— Begin —
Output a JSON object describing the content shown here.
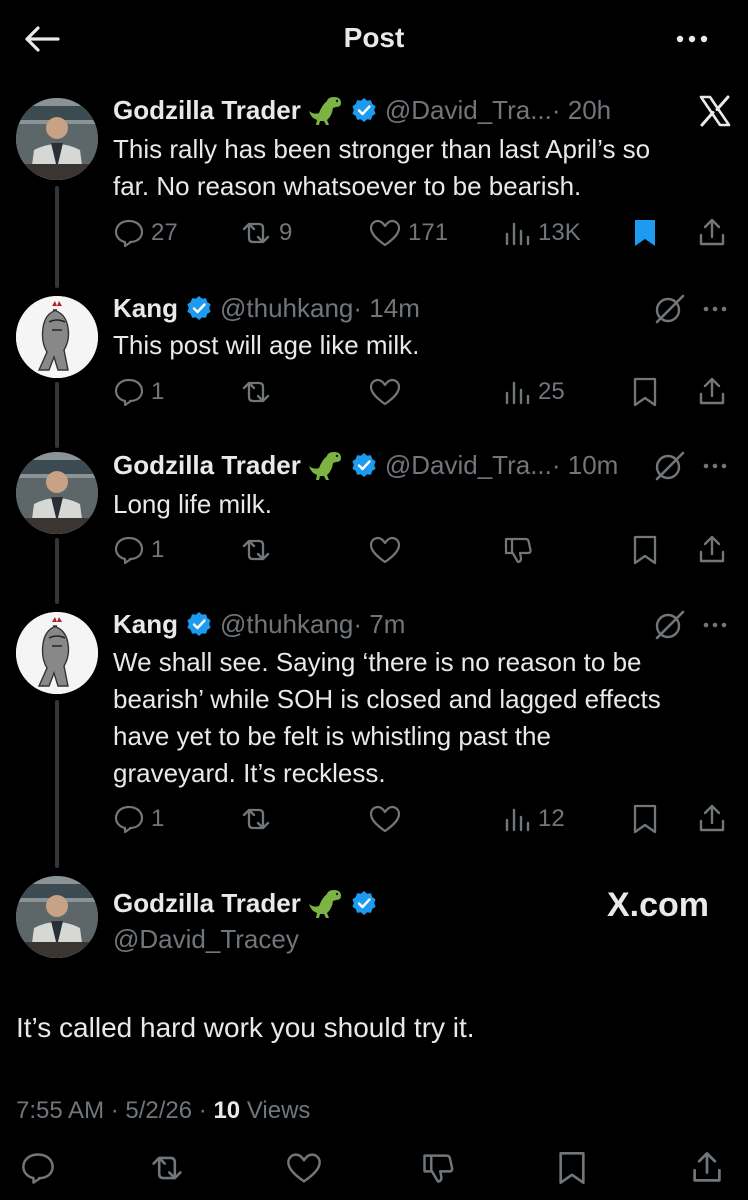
{
  "topbar": {
    "title": "Post"
  },
  "replies": [
    {
      "name": "Godzilla Trader",
      "handle": "@David_Tra...",
      "time": "· 20h",
      "lines": [
        "This rally has been stronger than last April’s so",
        "far. No reason whatsoever to be bearish."
      ],
      "stats": {
        "replies": "27",
        "reposts": "9",
        "likes": "171",
        "views": "13K"
      }
    },
    {
      "name": "Kang",
      "handle": "@thuhkang",
      "time": "· 14m",
      "lines": [
        "This post will age like milk."
      ],
      "stats": {
        "replies": "1",
        "views": "25"
      }
    },
    {
      "name": "Godzilla Trader",
      "handle": "@David_Tra...",
      "time": "· 10m",
      "lines": [
        "Long life milk."
      ],
      "stats": {
        "replies": "1"
      }
    },
    {
      "name": "Kang",
      "handle": "@thuhkang",
      "time": "· 7m",
      "lines": [
        "We shall see. Saying ‘there is no reason to be",
        "bearish’ while SOH is closed and lagged effects",
        "have yet to be felt is whistling past the",
        "graveyard. It’s reckless."
      ],
      "stats": {
        "replies": "1",
        "views": "12"
      }
    }
  ],
  "main_post": {
    "name": "Godzilla Trader",
    "handle": "@David_Tracey",
    "watermark": "X.com",
    "text": "It’s called hard work you should try it.",
    "timestamp": "7:55 AM · 5/2/26 ·",
    "views_count": "10",
    "views_label": "Views"
  },
  "colors": {
    "background": "#000000",
    "text": "#e7e9ea",
    "muted": "#71767b",
    "accent": "#1d9bf0",
    "dino": "#7cb342"
  }
}
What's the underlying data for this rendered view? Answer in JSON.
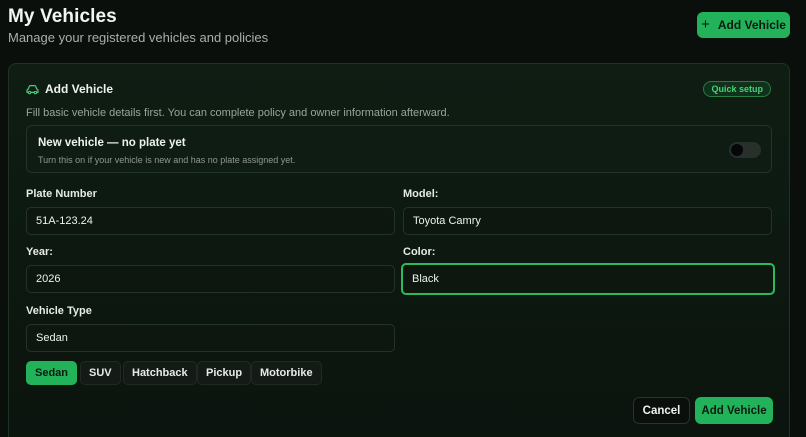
{
  "header": {
    "title": "My Vehicles",
    "subtitle": "Manage your registered vehicles and policies",
    "add_button_label": "Add Vehicle",
    "add_button_icon": "plus-icon"
  },
  "card": {
    "title": "Add Vehicle",
    "title_icon": "car-icon",
    "badge": "Quick setup",
    "description": "Fill basic vehicle details first. You can complete policy and owner information afterward.",
    "new_vehicle_toggle": {
      "title": "New vehicle — no plate yet",
      "hint": "Turn this on if your vehicle is new and has no plate assigned yet.",
      "on": false
    },
    "fields": {
      "plate_label": "Plate Number",
      "plate_value": "51A-123.24",
      "model_label": "Model:",
      "model_value": "Toyota Camry",
      "year_label": "Year:",
      "year_value": "2026",
      "color_label": "Color:",
      "color_value": "Black",
      "type_label": "Vehicle Type",
      "type_value": "Sedan"
    },
    "type_options": [
      "Sedan",
      "SUV",
      "Hatchback",
      "Pickup",
      "Motorbike"
    ],
    "selected_type": "Sedan",
    "cancel_label": "Cancel",
    "submit_label": "Add Vehicle"
  },
  "colors": {
    "accent": "#22b35a",
    "background": "#0b0f0c",
    "card_bg": "#0f1d13",
    "badge_text": "#45d276"
  }
}
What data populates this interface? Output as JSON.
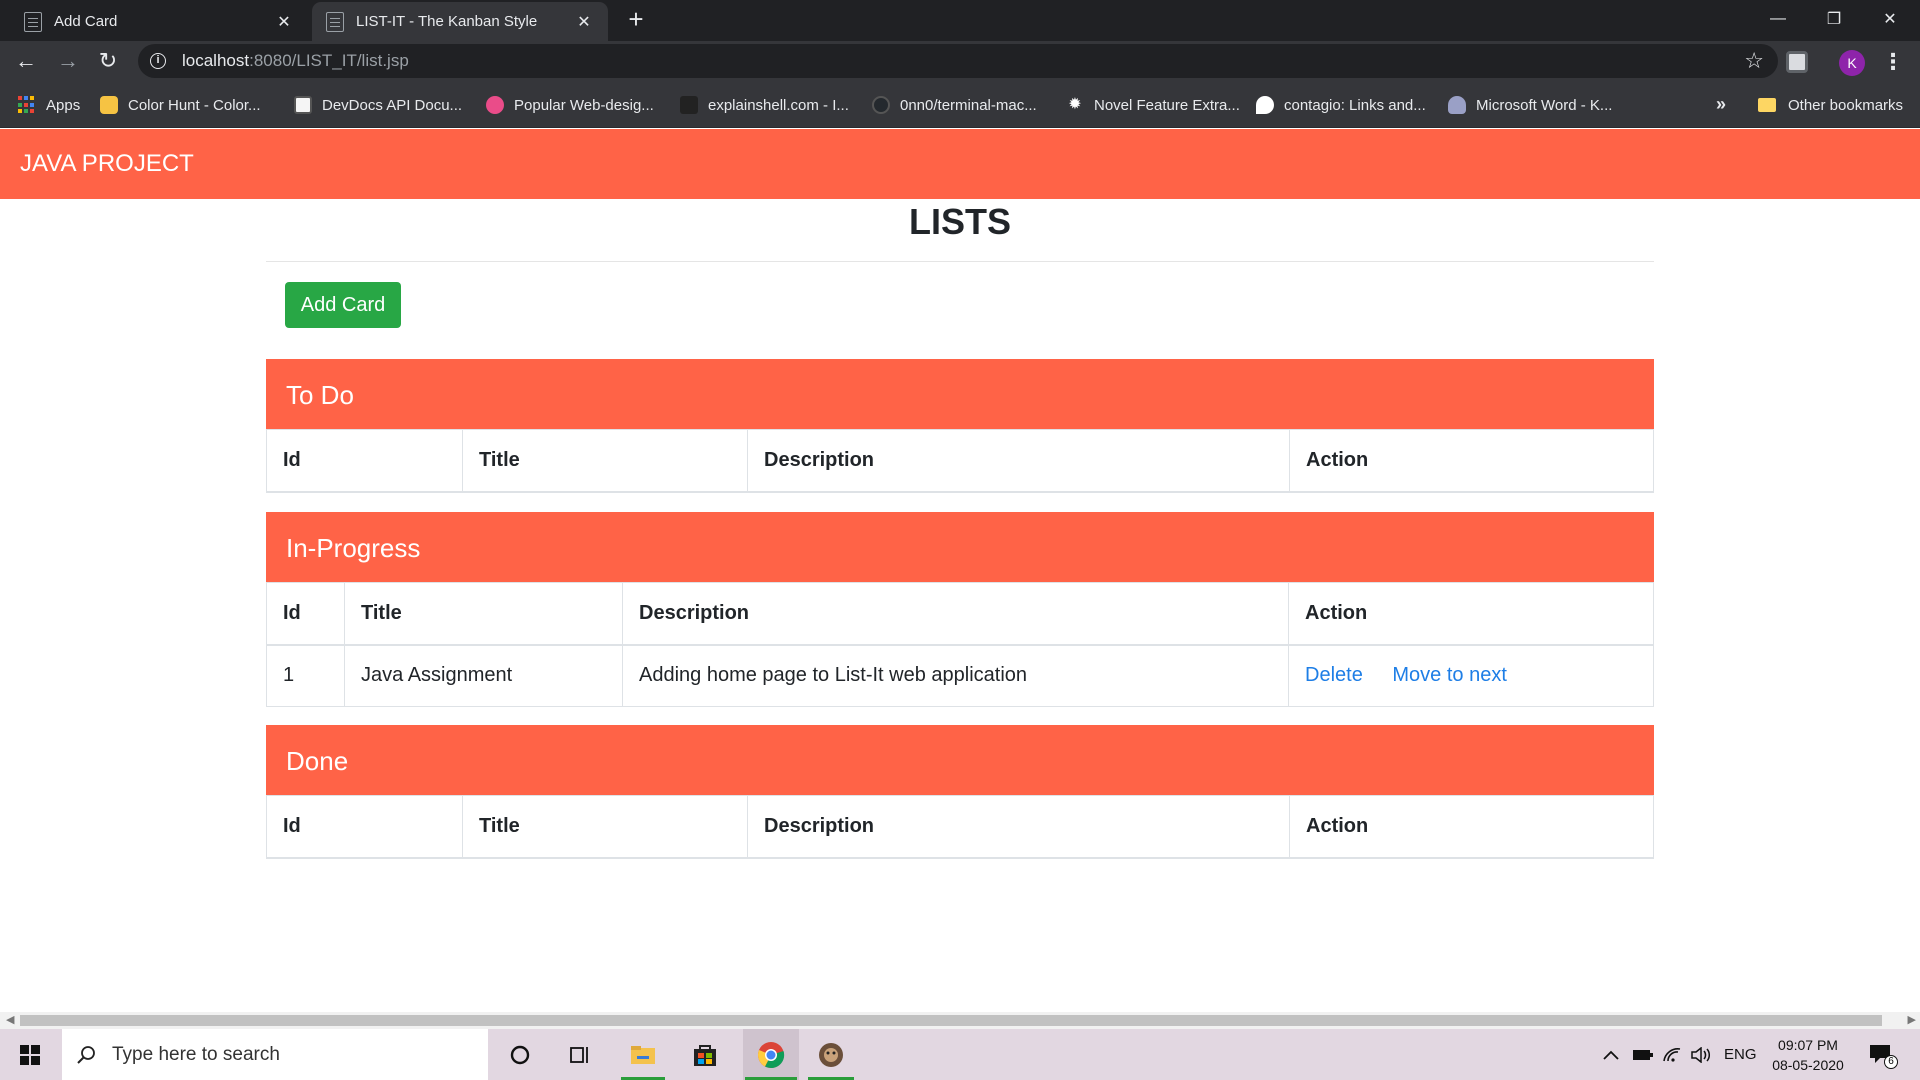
{
  "browser": {
    "tabs": [
      {
        "title": "Add Card",
        "active": false
      },
      {
        "title": "LIST-IT - The Kanban Style",
        "active": true
      }
    ],
    "url": {
      "host": "localhost",
      "rest": ":8080/LIST_IT/list.jsp"
    },
    "profile_initial": "K",
    "bookmarks": [
      {
        "label": "Apps",
        "icon": "apps-grid-icon"
      },
      {
        "label": "Color Hunt - Color...",
        "icon": "color-hunt-icon"
      },
      {
        "label": "DevDocs API Docu...",
        "icon": "devdocs-icon"
      },
      {
        "label": "Popular Web-desig...",
        "icon": "dribbble-icon"
      },
      {
        "label": "explainshell.com - I...",
        "icon": "explainshell-icon"
      },
      {
        "label": "0nn0/terminal-mac...",
        "icon": "github-icon"
      },
      {
        "label": "Novel Feature Extra...",
        "icon": "gear-icon"
      },
      {
        "label": "contagio: Links and...",
        "icon": "contagio-icon"
      },
      {
        "label": "Microsoft Word - K...",
        "icon": "headset-icon"
      }
    ],
    "other_bookmarks": "Other bookmarks",
    "more": "»"
  },
  "app": {
    "brand": "JAVA PROJECT",
    "page_title": "LISTS",
    "add_card_label": "Add Card",
    "colors": {
      "nav": "#ff6347",
      "add_button": "#28a745",
      "link": "#1e7ee6"
    }
  },
  "boards": {
    "todo": {
      "title": "To Do",
      "columns": [
        "Id",
        "Title",
        "Description",
        "Action"
      ],
      "rows": []
    },
    "inprogress": {
      "title": "In-Progress",
      "columns": [
        "Id",
        "Title",
        "Description",
        "Action"
      ],
      "rows": [
        {
          "id": "1",
          "title": "Java Assignment",
          "description": "Adding home page to List-It web application",
          "actions": [
            "Delete",
            "Move to next"
          ]
        }
      ]
    },
    "done": {
      "title": "Done",
      "columns": [
        "Id",
        "Title",
        "Description",
        "Action"
      ],
      "rows": []
    }
  },
  "taskbar": {
    "search_placeholder": "Type here to search",
    "language": "ENG",
    "time": "09:07 PM",
    "date": "08-05-2020",
    "notification_count": "6"
  }
}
— End —
EXERCISE AIM
Without including the pictures, return each record above exactly as it stands.

RESULT OF THIS EXERCISE
Output a JSON object describing the content shown here.
{
  "topbar": {
    "title": "Post"
  },
  "replies": [
    {
      "name": "Godzilla Trader",
      "handle": "@David_Tra...",
      "time": "· 20h",
      "lines": [
        "This rally has been stronger than last April’s so",
        "far. No reason whatsoever to be bearish."
      ],
      "stats": {
        "replies": "27",
        "reposts": "9",
        "likes": "171",
        "views": "13K"
      }
    },
    {
      "name": "Kang",
      "handle": "@thuhkang",
      "time": "· 14m",
      "lines": [
        "This post will age like milk."
      ],
      "stats": {
        "replies": "1",
        "views": "25"
      }
    },
    {
      "name": "Godzilla Trader",
      "handle": "@David_Tra...",
      "time": "· 10m",
      "lines": [
        "Long life milk."
      ],
      "stats": {
        "replies": "1"
      }
    },
    {
      "name": "Kang",
      "handle": "@thuhkang",
      "time": "· 7m",
      "lines": [
        "We shall see. Saying ‘there is no reason to be",
        "bearish’ while SOH is closed and lagged effects",
        "have yet to be felt is whistling past the",
        "graveyard. It’s reckless."
      ],
      "stats": {
        "replies": "1",
        "views": "12"
      }
    }
  ],
  "main_post": {
    "name": "Godzilla Trader",
    "handle": "@David_Tracey",
    "watermark": "X.com",
    "text": "It’s called hard work you should try it.",
    "timestamp": "7:55 AM · 5/2/26 ·",
    "views_count": "10",
    "views_label": "Views"
  },
  "colors": {
    "background": "#000000",
    "text": "#e7e9ea",
    "muted": "#71767b",
    "accent": "#1d9bf0",
    "dino": "#7cb342"
  }
}
What's the underlying data for this rendered view? Answer in JSON.
{
  "header": {
    "title": "My Vehicles",
    "subtitle": "Manage your registered vehicles and policies",
    "add_button_label": "Add Vehicle",
    "add_button_icon": "plus-icon"
  },
  "card": {
    "title": "Add Vehicle",
    "title_icon": "car-icon",
    "badge": "Quick setup",
    "description": "Fill basic vehicle details first. You can complete policy and owner information afterward.",
    "new_vehicle_toggle": {
      "title": "New vehicle — no plate yet",
      "hint": "Turn this on if your vehicle is new and has no plate assigned yet.",
      "on": false
    },
    "fields": {
      "plate_label": "Plate Number",
      "plate_value": "51A-123.24",
      "model_label": "Model:",
      "model_value": "Toyota Camry",
      "year_label": "Year:",
      "year_value": "2026",
      "color_label": "Color:",
      "color_value": "Black",
      "type_label": "Vehicle Type",
      "type_value": "Sedan"
    },
    "type_options": [
      "Sedan",
      "SUV",
      "Hatchback",
      "Pickup",
      "Motorbike"
    ],
    "selected_type": "Sedan",
    "cancel_label": "Cancel",
    "submit_label": "Add Vehicle"
  },
  "colors": {
    "accent": "#22b35a",
    "background": "#0b0f0c",
    "card_bg": "#0f1d13",
    "badge_text": "#45d276"
  }
}
What data populates this interface? Output as JSON.
{
  "browser": {
    "tabs": [
      {
        "title": "Add Card",
        "active": false
      },
      {
        "title": "LIST-IT - The Kanban Style",
        "active": true
      }
    ],
    "url": {
      "host": "localhost",
      "rest": ":8080/LIST_IT/list.jsp"
    },
    "profile_initial": "K",
    "bookmarks": [
      {
        "label": "Apps",
        "icon": "apps-grid-icon"
      },
      {
        "label": "Color Hunt - Color...",
        "icon": "color-hunt-icon"
      },
      {
        "label": "DevDocs API Docu...",
        "icon": "devdocs-icon"
      },
      {
        "label": "Popular Web-desig...",
        "icon": "dribbble-icon"
      },
      {
        "label": "explainshell.com - I...",
        "icon": "explainshell-icon"
      },
      {
        "label": "0nn0/terminal-mac...",
        "icon": "github-icon"
      },
      {
        "label": "Novel Feature Extra...",
        "icon": "gear-icon"
      },
      {
        "label": "contagio: Links and...",
        "icon": "contagio-icon"
      },
      {
        "label": "Microsoft Word - K...",
        "icon": "headset-icon"
      }
    ],
    "other_bookmarks": "Other bookmarks",
    "more": "»"
  },
  "app": {
    "brand": "JAVA PROJECT",
    "page_title": "LISTS",
    "add_card_label": "Add Card",
    "colors": {
      "nav": "#ff6347",
      "add_button": "#28a745",
      "link": "#1e7ee6"
    }
  },
  "boards": {
    "todo": {
      "title": "To Do",
      "columns": [
        "Id",
        "Title",
        "Description",
        "Action"
      ],
      "rows": []
    },
    "inprogress": {
      "title": "In-Progress",
      "columns": [
        "Id",
        "Title",
        "Description",
        "Action"
      ],
      "rows": [
        {
          "id": "1",
          "title": "Java Assignment",
          "description": "Adding home page to List-It web application",
          "actions": [
            "Delete",
            "Move to next"
          ]
        }
      ]
    },
    "done": {
      "title": "Done",
      "columns": [
        "Id",
        "Title",
        "Description",
        "Action"
      ],
      "rows": []
    }
  },
  "taskbar": {
    "search_placeholder": "Type here to search",
    "language": "ENG",
    "time": "09:07 PM",
    "date": "08-05-2020",
    "notification_count": "6"
  }
}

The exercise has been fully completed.